Which lines have the string "Insurance"? Copy all of them from the entries below.

Dataset items:
::::

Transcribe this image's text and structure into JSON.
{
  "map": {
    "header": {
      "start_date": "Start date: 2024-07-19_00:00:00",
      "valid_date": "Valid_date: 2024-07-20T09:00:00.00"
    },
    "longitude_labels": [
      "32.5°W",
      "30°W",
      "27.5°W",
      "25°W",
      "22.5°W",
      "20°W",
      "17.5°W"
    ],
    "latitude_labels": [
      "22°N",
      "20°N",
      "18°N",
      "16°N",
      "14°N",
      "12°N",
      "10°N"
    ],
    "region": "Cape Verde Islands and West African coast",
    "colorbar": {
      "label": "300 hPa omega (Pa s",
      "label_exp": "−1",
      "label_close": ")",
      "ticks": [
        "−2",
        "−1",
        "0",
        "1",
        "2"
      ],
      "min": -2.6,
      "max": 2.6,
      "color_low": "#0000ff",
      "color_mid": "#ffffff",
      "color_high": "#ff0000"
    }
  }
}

::::

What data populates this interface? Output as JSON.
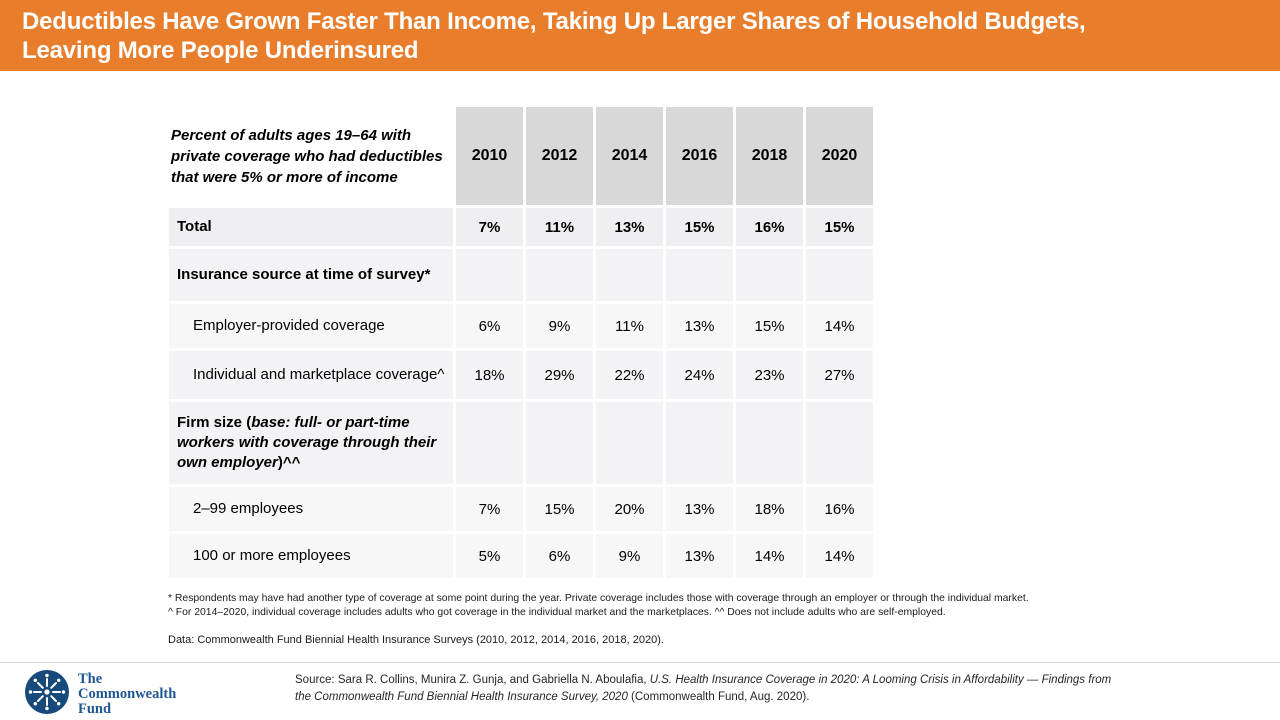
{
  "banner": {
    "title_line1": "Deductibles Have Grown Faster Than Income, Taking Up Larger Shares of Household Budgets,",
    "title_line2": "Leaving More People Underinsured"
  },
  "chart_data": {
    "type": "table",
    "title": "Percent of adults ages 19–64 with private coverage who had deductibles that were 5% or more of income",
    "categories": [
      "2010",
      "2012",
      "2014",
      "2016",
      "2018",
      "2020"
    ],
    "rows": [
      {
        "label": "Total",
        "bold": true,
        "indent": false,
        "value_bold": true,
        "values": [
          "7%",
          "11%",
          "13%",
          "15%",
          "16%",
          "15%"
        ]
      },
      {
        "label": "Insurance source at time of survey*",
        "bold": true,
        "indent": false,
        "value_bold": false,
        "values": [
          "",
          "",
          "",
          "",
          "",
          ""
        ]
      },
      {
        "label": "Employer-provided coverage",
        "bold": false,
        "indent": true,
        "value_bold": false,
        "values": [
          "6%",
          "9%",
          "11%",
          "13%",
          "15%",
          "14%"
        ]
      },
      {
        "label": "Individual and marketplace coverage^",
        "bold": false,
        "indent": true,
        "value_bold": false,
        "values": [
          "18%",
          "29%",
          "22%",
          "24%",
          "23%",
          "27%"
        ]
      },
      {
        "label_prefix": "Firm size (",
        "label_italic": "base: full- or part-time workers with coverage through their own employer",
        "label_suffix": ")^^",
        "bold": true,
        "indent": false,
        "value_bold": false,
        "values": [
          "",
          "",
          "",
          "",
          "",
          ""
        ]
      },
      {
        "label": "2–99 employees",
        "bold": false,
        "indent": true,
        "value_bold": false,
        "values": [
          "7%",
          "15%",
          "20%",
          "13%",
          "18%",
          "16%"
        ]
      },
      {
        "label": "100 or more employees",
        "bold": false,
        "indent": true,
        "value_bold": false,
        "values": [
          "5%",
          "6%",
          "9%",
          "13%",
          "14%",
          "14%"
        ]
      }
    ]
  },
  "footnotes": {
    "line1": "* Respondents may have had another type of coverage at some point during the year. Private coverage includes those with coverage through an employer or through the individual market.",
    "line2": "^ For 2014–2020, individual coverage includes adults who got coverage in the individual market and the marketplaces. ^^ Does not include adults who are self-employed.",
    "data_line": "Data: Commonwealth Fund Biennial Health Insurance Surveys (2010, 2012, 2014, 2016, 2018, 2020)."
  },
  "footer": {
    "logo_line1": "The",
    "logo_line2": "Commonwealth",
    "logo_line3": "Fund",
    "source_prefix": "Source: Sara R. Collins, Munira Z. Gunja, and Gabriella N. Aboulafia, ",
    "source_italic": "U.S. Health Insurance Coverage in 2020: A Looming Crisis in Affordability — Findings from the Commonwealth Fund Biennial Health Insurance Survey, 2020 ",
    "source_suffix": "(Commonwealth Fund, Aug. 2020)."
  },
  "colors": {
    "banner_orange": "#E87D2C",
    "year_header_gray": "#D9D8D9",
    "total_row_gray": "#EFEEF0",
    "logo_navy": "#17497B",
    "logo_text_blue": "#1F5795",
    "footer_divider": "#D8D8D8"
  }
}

::::

Completed exercise –
        "label": "Insurance source at time of survey*",
    "data_line": "Data: Commonwealth Fund Biennial Health Insurance Surveys (2010, 2012, 2014, 2016, 2018, 2020)."
    "source_italic": "U.S. Health Insurance Coverage in 2020: A Looming Crisis in Affordability — Findings from the Commonwealth Fund Biennial Health Insurance Survey, 2020 ",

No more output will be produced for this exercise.